> Supplied material
-------
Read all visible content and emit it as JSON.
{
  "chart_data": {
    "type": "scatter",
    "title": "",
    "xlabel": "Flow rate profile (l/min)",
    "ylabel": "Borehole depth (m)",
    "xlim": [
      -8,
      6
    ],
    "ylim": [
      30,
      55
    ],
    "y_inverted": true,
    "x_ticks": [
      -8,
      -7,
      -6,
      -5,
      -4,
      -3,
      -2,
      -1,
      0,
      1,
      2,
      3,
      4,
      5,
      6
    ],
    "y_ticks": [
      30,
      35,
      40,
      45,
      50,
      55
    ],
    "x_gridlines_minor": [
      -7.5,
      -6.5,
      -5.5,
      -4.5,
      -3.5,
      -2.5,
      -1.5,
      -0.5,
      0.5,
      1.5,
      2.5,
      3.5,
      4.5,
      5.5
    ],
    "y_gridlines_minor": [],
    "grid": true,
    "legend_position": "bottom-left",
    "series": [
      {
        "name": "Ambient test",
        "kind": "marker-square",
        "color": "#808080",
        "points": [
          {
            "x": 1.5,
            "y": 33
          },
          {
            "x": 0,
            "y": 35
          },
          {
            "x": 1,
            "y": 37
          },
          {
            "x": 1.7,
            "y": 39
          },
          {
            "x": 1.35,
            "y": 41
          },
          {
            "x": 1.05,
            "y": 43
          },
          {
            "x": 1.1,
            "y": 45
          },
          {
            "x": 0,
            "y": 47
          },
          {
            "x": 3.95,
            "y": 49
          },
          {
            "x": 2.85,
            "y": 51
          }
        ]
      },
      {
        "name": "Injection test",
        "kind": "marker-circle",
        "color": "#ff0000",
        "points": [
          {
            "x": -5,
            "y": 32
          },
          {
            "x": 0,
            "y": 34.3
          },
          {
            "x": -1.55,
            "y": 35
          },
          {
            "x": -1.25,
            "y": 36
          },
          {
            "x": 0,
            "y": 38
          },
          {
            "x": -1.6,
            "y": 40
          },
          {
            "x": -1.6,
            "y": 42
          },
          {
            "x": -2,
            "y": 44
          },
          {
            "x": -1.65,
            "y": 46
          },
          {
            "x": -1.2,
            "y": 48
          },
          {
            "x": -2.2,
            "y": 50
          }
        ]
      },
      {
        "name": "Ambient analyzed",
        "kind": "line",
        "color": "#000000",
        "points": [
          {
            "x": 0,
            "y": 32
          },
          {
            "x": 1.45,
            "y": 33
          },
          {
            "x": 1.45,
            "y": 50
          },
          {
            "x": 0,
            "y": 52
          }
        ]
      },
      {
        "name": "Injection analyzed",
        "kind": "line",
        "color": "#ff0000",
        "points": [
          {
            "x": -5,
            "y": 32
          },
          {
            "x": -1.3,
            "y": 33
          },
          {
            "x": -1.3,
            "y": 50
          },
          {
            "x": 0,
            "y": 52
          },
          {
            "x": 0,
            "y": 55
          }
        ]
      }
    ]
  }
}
-------
> Exercise
Write out the records shown above, exactly as they appear.

> Written reply
Read all visible content and emit it as JSON.
{
  "chart_data": {
    "type": "scatter",
    "title": "",
    "xlabel": "Flow rate profile (l/min)",
    "ylabel": "Borehole depth (m)",
    "xlim": [
      -8,
      6
    ],
    "ylim": [
      30,
      55
    ],
    "y_inverted": true,
    "x_ticks": [
      -8,
      -7,
      -6,
      -5,
      -4,
      -3,
      -2,
      -1,
      0,
      1,
      2,
      3,
      4,
      5,
      6
    ],
    "y_ticks": [
      30,
      35,
      40,
      45,
      50,
      55
    ],
    "x_gridlines_minor": [
      -7.5,
      -6.5,
      -5.5,
      -4.5,
      -3.5,
      -2.5,
      -1.5,
      -0.5,
      0.5,
      1.5,
      2.5,
      3.5,
      4.5,
      5.5
    ],
    "y_gridlines_minor": [],
    "grid": true,
    "legend_position": "bottom-left",
    "series": [
      {
        "name": "Ambient test",
        "kind": "marker-square",
        "color": "#808080",
        "points": [
          {
            "x": 1.5,
            "y": 33
          },
          {
            "x": 0,
            "y": 35
          },
          {
            "x": 1,
            "y": 37
          },
          {
            "x": 1.7,
            "y": 39
          },
          {
            "x": 1.35,
            "y": 41
          },
          {
            "x": 1.05,
            "y": 43
          },
          {
            "x": 1.1,
            "y": 45
          },
          {
            "x": 0,
            "y": 47
          },
          {
            "x": 3.95,
            "y": 49
          },
          {
            "x": 2.85,
            "y": 51
          }
        ]
      },
      {
        "name": "Injection test",
        "kind": "marker-circle",
        "color": "#ff0000",
        "points": [
          {
            "x": -5,
            "y": 32
          },
          {
            "x": 0,
            "y": 34.3
          },
          {
            "x": -1.55,
            "y": 35
          },
          {
            "x": -1.25,
            "y": 36
          },
          {
            "x": 0,
            "y": 38
          },
          {
            "x": -1.6,
            "y": 40
          },
          {
            "x": -1.6,
            "y": 42
          },
          {
            "x": -2,
            "y": 44
          },
          {
            "x": -1.65,
            "y": 46
          },
          {
            "x": -1.2,
            "y": 48
          },
          {
            "x": -2.2,
            "y": 50
          }
        ]
      },
      {
        "name": "Ambient analyzed",
        "kind": "line",
        "color": "#000000",
        "points": [
          {
            "x": 0,
            "y": 32
          },
          {
            "x": 1.45,
            "y": 33
          },
          {
            "x": 1.45,
            "y": 50
          },
          {
            "x": 0,
            "y": 52
          }
        ]
      },
      {
        "name": "Injection analyzed",
        "kind": "line",
        "color": "#ff0000",
        "points": [
          {
            "x": -5,
            "y": 32
          },
          {
            "x": -1.3,
            "y": 33
          },
          {
            "x": -1.3,
            "y": 50
          },
          {
            "x": 0,
            "y": 52
          },
          {
            "x": 0,
            "y": 55
          }
        ]
      }
    ]
  }
}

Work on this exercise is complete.